## Begin Dataset records
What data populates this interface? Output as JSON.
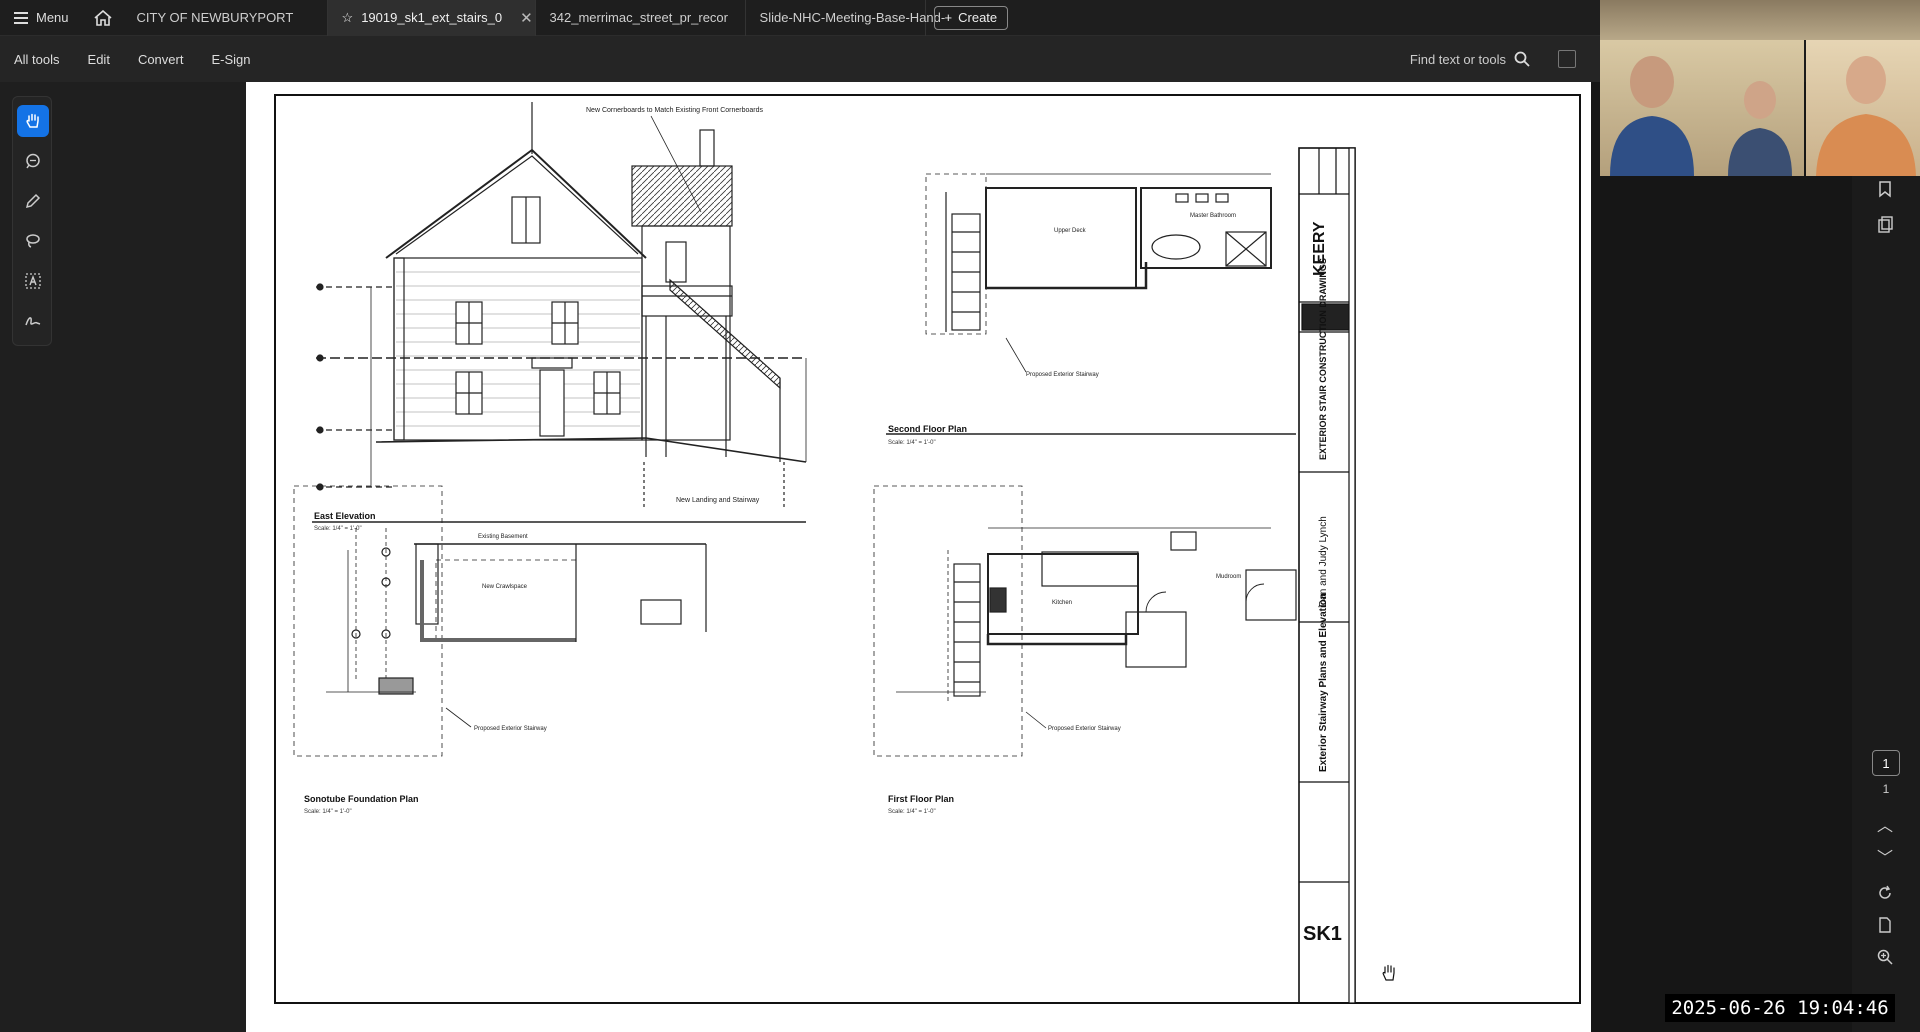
{
  "tabbar": {
    "menu_label": "Menu",
    "tabs": [
      {
        "label": "CITY OF NEWBURYPORT",
        "active": false
      },
      {
        "label": "19019_sk1_ext_stairs_0",
        "active": true
      },
      {
        "label": "342_merrimac_street_pr_recor",
        "active": false
      },
      {
        "label": "Slide-NHC-Meeting-Base-Hand-",
        "active": false
      }
    ],
    "create_label": "Create"
  },
  "toolbar": {
    "items": [
      "All tools",
      "Edit",
      "Convert",
      "E-Sign"
    ],
    "find_label": "Find text or tools"
  },
  "drawing": {
    "east_elevation_title": "East Elevation",
    "east_elevation_scale": "Scale: 1/4\" = 1'-0\"",
    "second_floor_title": "Second Floor Plan",
    "second_floor_scale": "Scale: 1/4\" = 1'-0\"",
    "foundation_title": "Sonotube Foundation Plan",
    "foundation_scale": "Scale: 1/4\" = 1'-0\"",
    "first_floor_title": "First Floor Plan",
    "first_floor_scale": "Scale: 1/4\" = 1'-0\"",
    "note_cornerboards": "New Cornerboards to Match Existing Front Cornerboards",
    "note_landing": "New Landing and Stairway",
    "note_proposed_stair_1": "Proposed Exterior Stairway",
    "note_proposed_stair_2": "Proposed Exterior Stairway",
    "note_proposed_stair_3": "Proposed Exterior Stairway",
    "note_proposed_stair_4": "Proposed Exterior Stairway",
    "room_upper_deck": "Upper Deck",
    "room_master_bathroom": "Master Bathroom",
    "room_existing_basement": "Existing Basement",
    "room_crawlspace": "New Crawlspace",
    "room_kitchen": "Kitchen",
    "room_mudroom": "Mudroom"
  },
  "titleblock": {
    "firm": "KEERY",
    "project_type": "EXTERIOR STAIR CONSTRUCTION DRAWINGS",
    "client": "Dan and Judy Lynch",
    "sheet_title": "Exterior Stairway Plans and Elevation",
    "sheet_number": "SK1"
  },
  "viewer": {
    "current_page": "1",
    "page_count": "1"
  },
  "timestamp": "2025-06-26 19:04:46",
  "colors": {
    "accent": "#1473e6",
    "tabbar_bg": "#1e1e1e",
    "toolbar_bg": "#252525"
  }
}
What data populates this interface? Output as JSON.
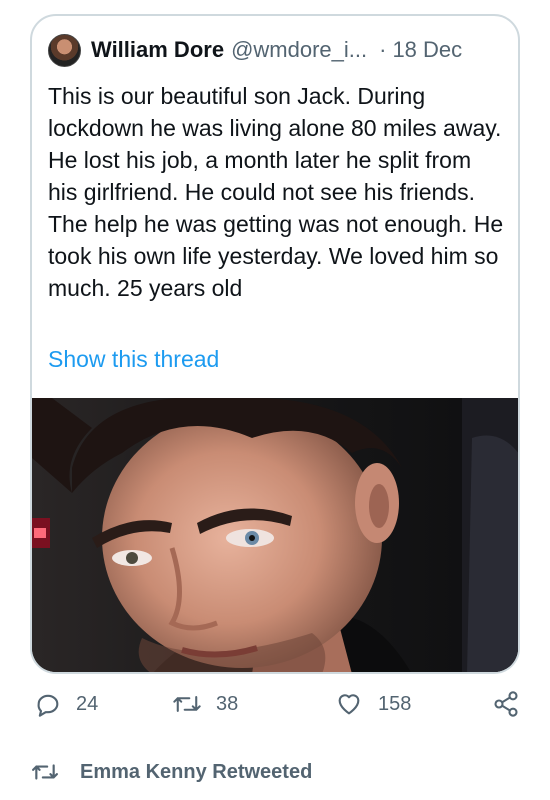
{
  "tweet": {
    "author": {
      "display_name": "William Dore",
      "handle": "@wmdore_i...",
      "avatar_icon": "avatar"
    },
    "separator": "·",
    "date": "18 Dec",
    "text": "This is our beautiful son Jack. During lockdown he was living alone 80 miles away. He lost his job, a month later he split from his girlfriend. He could not see his friends. The help he was getting was not enough. He took his own life yesterday. We loved him so much. 25 years old",
    "show_thread": "Show this thread",
    "media": "photo"
  },
  "actions": {
    "reply_count": "24",
    "retweet_count": "38",
    "like_count": "158",
    "reply_icon": "reply-icon",
    "retweet_icon": "retweet-icon",
    "like_icon": "heart-icon",
    "share_icon": "share-icon"
  },
  "retweet_notice": {
    "text": "Emma Kenny Retweeted",
    "icon": "retweet-icon"
  },
  "colors": {
    "link": "#1d9bf0",
    "secondary_text": "#536471",
    "border": "#cfd9de"
  }
}
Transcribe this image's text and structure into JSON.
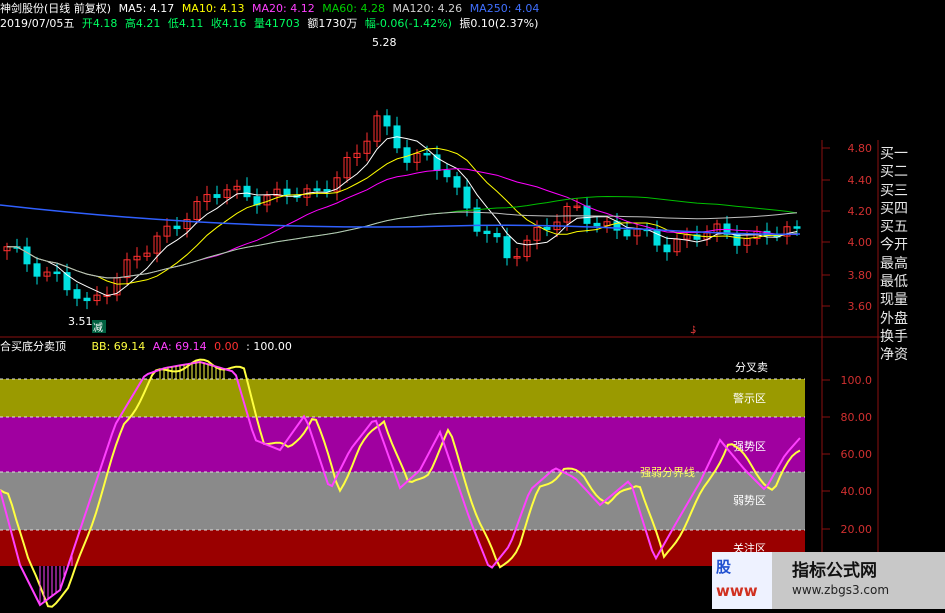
{
  "top_bar": {
    "stock": "神剑股份(日线 前复权)",
    "ma5": "MA5: 4.17",
    "ma10": "MA10: 4.13",
    "ma20": "MA20: 4.12",
    "ma60": "MA60: 4.28",
    "ma120": "MA120: 4.26",
    "ma250": "MA250: 4.04"
  },
  "info_bar": {
    "date": "2019/07/05五",
    "open": "开4.18",
    "high": "高4.21",
    "low": "低4.11",
    "close": "收4.16",
    "volume": "量41703",
    "amount": "额1730万",
    "change": "幅-0.06(-1.42%)",
    "amplitude": "振0.10(2.37%)"
  },
  "price_annotations": {
    "high": "5.28",
    "low": "3.51",
    "marker": "减",
    "marker2": "$"
  },
  "price_axis": [
    "4.80",
    "4.40",
    "4.20",
    "4.00",
    "3.80",
    "3.60"
  ],
  "side_menu": [
    "买一",
    "买二",
    "买三",
    "买四",
    "买五",
    "今开",
    "最高",
    "最低",
    "现量",
    "外盘",
    "换手",
    "净资"
  ],
  "indicator_bar": {
    "name": "合买底分卖顶",
    "bb": "BB: 69.14",
    "aa": "AA: 69.14",
    "v1": "0.00",
    "v2": ": 100.00"
  },
  "zones": {
    "sell": "分叉卖",
    "warn": "警示区",
    "strong": "强势区",
    "boundary": "强弱分界线",
    "weak": "弱势区",
    "bottom": "关注区"
  },
  "indicator_axis": [
    "100.0",
    "80.00",
    "60.00",
    "40.00",
    "20.00"
  ],
  "watermark": {
    "left_top": "股",
    "left_bottom": "www",
    "title": "指标公式网",
    "url": "www.zbgs3.com"
  },
  "colors": {
    "up": "#ff3030",
    "down": "#00e0e0",
    "ma5": "#ffffff",
    "ma10": "#ffff00",
    "ma20": "#ff00ff",
    "ma60": "#00c000",
    "ma120": "#c0c0c0",
    "ma250": "#3060ff",
    "aa": "#ff40ff",
    "bb": "#ffff40"
  }
}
## End Dataset records
Extract the text of all the records above verbatim, excluding pictures.

=== Answer to the exercise ===
What data populates this interface? Output as JSON.
{
  "tabbar": {
    "menu_label": "Menu",
    "tabs": [
      {
        "label": "CITY OF NEWBURYPORT",
        "active": false
      },
      {
        "label": "19019_sk1_ext_stairs_0",
        "active": true
      },
      {
        "label": "342_merrimac_street_pr_recor",
        "active": false
      },
      {
        "label": "Slide-NHC-Meeting-Base-Hand-",
        "active": false
      }
    ],
    "create_label": "Create"
  },
  "toolbar": {
    "items": [
      "All tools",
      "Edit",
      "Convert",
      "E-Sign"
    ],
    "find_label": "Find text or tools"
  },
  "drawing": {
    "east_elevation_title": "East Elevation",
    "east_elevation_scale": "Scale: 1/4\" = 1'-0\"",
    "second_floor_title": "Second Floor Plan",
    "second_floor_scale": "Scale: 1/4\" = 1'-0\"",
    "foundation_title": "Sonotube Foundation Plan",
    "foundation_scale": "Scale: 1/4\" = 1'-0\"",
    "first_floor_title": "First Floor Plan",
    "first_floor_scale": "Scale: 1/4\" = 1'-0\"",
    "note_cornerboards": "New Cornerboards to Match Existing Front Cornerboards",
    "note_landing": "New Landing and Stairway",
    "note_proposed_stair_1": "Proposed Exterior Stairway",
    "note_proposed_stair_2": "Proposed Exterior Stairway",
    "note_proposed_stair_3": "Proposed Exterior Stairway",
    "note_proposed_stair_4": "Proposed Exterior Stairway",
    "room_upper_deck": "Upper Deck",
    "room_master_bathroom": "Master Bathroom",
    "room_existing_basement": "Existing Basement",
    "room_crawlspace": "New Crawlspace",
    "room_kitchen": "Kitchen",
    "room_mudroom": "Mudroom"
  },
  "titleblock": {
    "firm": "KEERY",
    "project_type": "EXTERIOR STAIR CONSTRUCTION DRAWINGS",
    "client": "Dan and Judy Lynch",
    "sheet_title": "Exterior Stairway Plans and Elevation",
    "sheet_number": "SK1"
  },
  "viewer": {
    "current_page": "1",
    "page_count": "1"
  },
  "timestamp": "2025-06-26 19:04:46",
  "colors": {
    "accent": "#1473e6",
    "tabbar_bg": "#1e1e1e",
    "toolbar_bg": "#252525"
  }
}
What data populates this interface? Output as JSON.
{
  "tweet": {
    "author": {
      "display_name": "William Dore",
      "handle": "@wmdore_i...",
      "avatar_icon": "avatar"
    },
    "separator": "·",
    "date": "18 Dec",
    "text": "This is our beautiful son Jack. During lockdown he was living alone 80 miles away. He lost his job, a month later he split from his girlfriend. He could not see his friends. The help he was getting was not enough. He took his own life yesterday. We loved him so much. 25 years old",
    "show_thread": "Show this thread",
    "media": "photo"
  },
  "actions": {
    "reply_count": "24",
    "retweet_count": "38",
    "like_count": "158",
    "reply_icon": "reply-icon",
    "retweet_icon": "retweet-icon",
    "like_icon": "heart-icon",
    "share_icon": "share-icon"
  },
  "retweet_notice": {
    "text": "Emma Kenny Retweeted",
    "icon": "retweet-icon"
  },
  "colors": {
    "link": "#1d9bf0",
    "secondary_text": "#536471",
    "border": "#cfd9de"
  }
}
Transcribe this image's text and structure into JSON.
{
  "top_bar": {
    "stock": "神剑股份(日线 前复权)",
    "ma5": "MA5: 4.17",
    "ma10": "MA10: 4.13",
    "ma20": "MA20: 4.12",
    "ma60": "MA60: 4.28",
    "ma120": "MA120: 4.26",
    "ma250": "MA250: 4.04"
  },
  "info_bar": {
    "date": "2019/07/05五",
    "open": "开4.18",
    "high": "高4.21",
    "low": "低4.11",
    "close": "收4.16",
    "volume": "量41703",
    "amount": "额1730万",
    "change": "幅-0.06(-1.42%)",
    "amplitude": "振0.10(2.37%)"
  },
  "price_annotations": {
    "high": "5.28",
    "low": "3.51",
    "marker": "减",
    "marker2": "$"
  },
  "price_axis": [
    "4.80",
    "4.40",
    "4.20",
    "4.00",
    "3.80",
    "3.60"
  ],
  "side_menu": [
    "买一",
    "买二",
    "买三",
    "买四",
    "买五",
    "今开",
    "最高",
    "最低",
    "现量",
    "外盘",
    "换手",
    "净资"
  ],
  "indicator_bar": {
    "name": "合买底分卖顶",
    "bb": "BB: 69.14",
    "aa": "AA: 69.14",
    "v1": "0.00",
    "v2": ": 100.00"
  },
  "zones": {
    "sell": "分叉卖",
    "warn": "警示区",
    "strong": "强势区",
    "boundary": "强弱分界线",
    "weak": "弱势区",
    "bottom": "关注区"
  },
  "indicator_axis": [
    "100.0",
    "80.00",
    "60.00",
    "40.00",
    "20.00"
  ],
  "watermark": {
    "left_top": "股",
    "left_bottom": "www",
    "title": "指标公式网",
    "url": "www.zbgs3.com"
  },
  "colors": {
    "up": "#ff3030",
    "down": "#00e0e0",
    "ma5": "#ffffff",
    "ma10": "#ffff00",
    "ma20": "#ff00ff",
    "ma60": "#00c000",
    "ma120": "#c0c0c0",
    "ma250": "#3060ff",
    "aa": "#ff40ff",
    "bb": "#ffff40"
  }
}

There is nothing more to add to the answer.